TASK DIRECTIONS:
Copy out every line of the data exactly.

================================

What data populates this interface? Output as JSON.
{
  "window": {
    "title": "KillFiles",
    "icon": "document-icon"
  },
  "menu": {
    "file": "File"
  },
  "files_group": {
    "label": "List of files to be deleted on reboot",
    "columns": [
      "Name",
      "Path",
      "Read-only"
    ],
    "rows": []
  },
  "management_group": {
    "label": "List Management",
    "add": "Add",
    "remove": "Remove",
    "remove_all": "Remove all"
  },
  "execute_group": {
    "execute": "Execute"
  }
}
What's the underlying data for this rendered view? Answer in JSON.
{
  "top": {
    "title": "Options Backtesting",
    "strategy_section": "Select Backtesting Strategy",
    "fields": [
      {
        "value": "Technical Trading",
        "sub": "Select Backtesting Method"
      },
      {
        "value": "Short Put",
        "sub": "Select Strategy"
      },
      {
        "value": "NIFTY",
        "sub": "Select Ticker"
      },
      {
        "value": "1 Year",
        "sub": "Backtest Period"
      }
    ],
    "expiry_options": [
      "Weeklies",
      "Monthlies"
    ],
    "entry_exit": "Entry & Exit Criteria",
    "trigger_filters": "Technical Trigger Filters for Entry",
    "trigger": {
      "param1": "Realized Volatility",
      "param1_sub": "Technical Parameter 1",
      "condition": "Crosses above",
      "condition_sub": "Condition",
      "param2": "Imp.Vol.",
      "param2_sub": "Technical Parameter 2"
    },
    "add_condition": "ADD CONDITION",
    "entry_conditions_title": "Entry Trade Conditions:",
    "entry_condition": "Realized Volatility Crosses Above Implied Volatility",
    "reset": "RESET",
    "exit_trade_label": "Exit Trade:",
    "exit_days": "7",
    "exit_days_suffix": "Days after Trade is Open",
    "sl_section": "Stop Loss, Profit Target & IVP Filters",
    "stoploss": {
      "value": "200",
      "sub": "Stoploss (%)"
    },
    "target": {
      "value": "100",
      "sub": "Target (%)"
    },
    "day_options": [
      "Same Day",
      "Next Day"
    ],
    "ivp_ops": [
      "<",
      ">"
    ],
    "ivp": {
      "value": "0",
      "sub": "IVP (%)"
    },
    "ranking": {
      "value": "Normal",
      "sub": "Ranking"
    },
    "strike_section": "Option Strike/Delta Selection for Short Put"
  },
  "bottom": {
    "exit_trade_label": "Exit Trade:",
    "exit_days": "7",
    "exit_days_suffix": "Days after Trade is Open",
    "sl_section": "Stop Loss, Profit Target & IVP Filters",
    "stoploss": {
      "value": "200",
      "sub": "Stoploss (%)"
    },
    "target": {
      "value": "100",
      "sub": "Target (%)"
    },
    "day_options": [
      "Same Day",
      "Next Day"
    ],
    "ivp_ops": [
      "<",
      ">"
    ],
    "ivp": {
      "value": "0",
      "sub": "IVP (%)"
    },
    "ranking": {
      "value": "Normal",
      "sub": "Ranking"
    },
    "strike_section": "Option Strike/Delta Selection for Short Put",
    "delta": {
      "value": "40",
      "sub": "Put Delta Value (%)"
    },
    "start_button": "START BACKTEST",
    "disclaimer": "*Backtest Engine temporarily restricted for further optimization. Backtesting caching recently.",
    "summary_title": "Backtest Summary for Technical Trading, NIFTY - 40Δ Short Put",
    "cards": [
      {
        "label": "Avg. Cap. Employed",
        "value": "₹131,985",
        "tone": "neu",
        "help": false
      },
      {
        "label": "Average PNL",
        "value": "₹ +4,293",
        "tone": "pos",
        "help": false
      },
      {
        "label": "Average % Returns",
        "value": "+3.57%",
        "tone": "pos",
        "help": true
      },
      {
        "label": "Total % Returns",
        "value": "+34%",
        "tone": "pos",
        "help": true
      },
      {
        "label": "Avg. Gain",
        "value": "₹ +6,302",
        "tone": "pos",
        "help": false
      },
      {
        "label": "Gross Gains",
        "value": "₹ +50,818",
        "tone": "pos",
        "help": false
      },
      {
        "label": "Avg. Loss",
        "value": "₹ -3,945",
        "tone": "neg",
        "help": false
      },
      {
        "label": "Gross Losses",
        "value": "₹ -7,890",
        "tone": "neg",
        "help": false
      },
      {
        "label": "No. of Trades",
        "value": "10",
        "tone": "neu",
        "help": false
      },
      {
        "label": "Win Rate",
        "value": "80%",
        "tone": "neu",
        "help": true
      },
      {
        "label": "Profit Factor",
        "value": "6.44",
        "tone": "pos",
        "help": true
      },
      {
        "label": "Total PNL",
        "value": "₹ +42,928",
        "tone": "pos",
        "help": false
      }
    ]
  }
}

================================

WORKED SOLUTION:
What data populates this interface? Output as JSON.
{
  "window": {
    "title": "KillFiles",
    "icon": "document-icon"
  },
  "menu": {
    "file": "File"
  },
  "files_group": {
    "label": "List of files to be deleted on reboot",
    "columns": [
      "Name",
      "Path",
      "Read-only"
    ],
    "rows": []
  },
  "management_group": {
    "label": "List Management",
    "add": "Add",
    "remove": "Remove",
    "remove_all": "Remove all"
  },
  "execute_group": {
    "execute": "Execute"
  }
}
What's the underlying data for this rendered view? Answer in JSON.
{
  "top": {
    "title": "Options Backtesting",
    "strategy_section": "Select Backtesting Strategy",
    "fields": [
      {
        "value": "Technical Trading",
        "sub": "Select Backtesting Method"
      },
      {
        "value": "Short Put",
        "sub": "Select Strategy"
      },
      {
        "value": "NIFTY",
        "sub": "Select Ticker"
      },
      {
        "value": "1 Year",
        "sub": "Backtest Period"
      }
    ],
    "expiry_options": [
      "Weeklies",
      "Monthlies"
    ],
    "entry_exit": "Entry & Exit Criteria",
    "trigger_filters": "Technical Trigger Filters for Entry",
    "trigger": {
      "param1": "Realized Volatility",
      "param1_sub": "Technical Parameter 1",
      "condition": "Crosses above",
      "condition_sub": "Condition",
      "param2": "Imp.Vol.",
      "param2_sub": "Technical Parameter 2"
    },
    "add_condition": "ADD CONDITION",
    "entry_conditions_title": "Entry Trade Conditions:",
    "entry_condition": "Realized Volatility Crosses Above Implied Volatility",
    "reset": "RESET",
    "exit_trade_label": "Exit Trade:",
    "exit_days": "7",
    "exit_days_suffix": "Days after Trade is Open",
    "sl_section": "Stop Loss, Profit Target & IVP Filters",
    "stoploss": {
      "value": "200",
      "sub": "Stoploss (%)"
    },
    "target": {
      "value": "100",
      "sub": "Target (%)"
    },
    "day_options": [
      "Same Day",
      "Next Day"
    ],
    "ivp_ops": [
      "<",
      ">"
    ],
    "ivp": {
      "value": "0",
      "sub": "IVP (%)"
    },
    "ranking": {
      "value": "Normal",
      "sub": "Ranking"
    },
    "strike_section": "Option Strike/Delta Selection for Short Put"
  },
  "bottom": {
    "exit_trade_label": "Exit Trade:",
    "exit_days": "7",
    "exit_days_suffix": "Days after Trade is Open",
    "sl_section": "Stop Loss, Profit Target & IVP Filters",
    "stoploss": {
      "value": "200",
      "sub": "Stoploss (%)"
    },
    "target": {
      "value": "100",
      "sub": "Target (%)"
    },
    "day_options": [
      "Same Day",
      "Next Day"
    ],
    "ivp_ops": [
      "<",
      ">"
    ],
    "ivp": {
      "value": "0",
      "sub": "IVP (%)"
    },
    "ranking": {
      "value": "Normal",
      "sub": "Ranking"
    },
    "strike_section": "Option Strike/Delta Selection for Short Put",
    "delta": {
      "value": "40",
      "sub": "Put Delta Value (%)"
    },
    "start_button": "START BACKTEST",
    "disclaimer": "*Backtest Engine temporarily restricted for further optimization. Backtesting caching recently.",
    "summary_title": "Backtest Summary for Technical Trading, NIFTY - 40Δ Short Put",
    "cards": [
      {
        "label": "Avg. Cap. Employed",
        "value": "₹131,985",
        "tone": "neu",
        "help": false
      },
      {
        "label": "Average PNL",
        "value": "₹ +4,293",
        "tone": "pos",
        "help": false
      },
      {
        "label": "Average % Returns",
        "value": "+3.57%",
        "tone": "pos",
        "help": true
      },
      {
        "label": "Total % Returns",
        "value": "+34%",
        "tone": "pos",
        "help": true
      },
      {
        "label": "Avg. Gain",
        "value": "₹ +6,302",
        "tone": "pos",
        "help": false
      },
      {
        "label": "Gross Gains",
        "value": "₹ +50,818",
        "tone": "pos",
        "help": false
      },
      {
        "label": "Avg. Loss",
        "value": "₹ -3,945",
        "tone": "neg",
        "help": false
      },
      {
        "label": "Gross Losses",
        "value": "₹ -7,890",
        "tone": "neg",
        "help": false
      },
      {
        "label": "No. of Trades",
        "value": "10",
        "tone": "neu",
        "help": false
      },
      {
        "label": "Win Rate",
        "value": "80%",
        "tone": "neu",
        "help": true
      },
      {
        "label": "Profit Factor",
        "value": "6.44",
        "tone": "pos",
        "help": true
      },
      {
        "label": "Total PNL",
        "value": "₹ +42,928",
        "tone": "pos",
        "help": false
      }
    ]
  }
}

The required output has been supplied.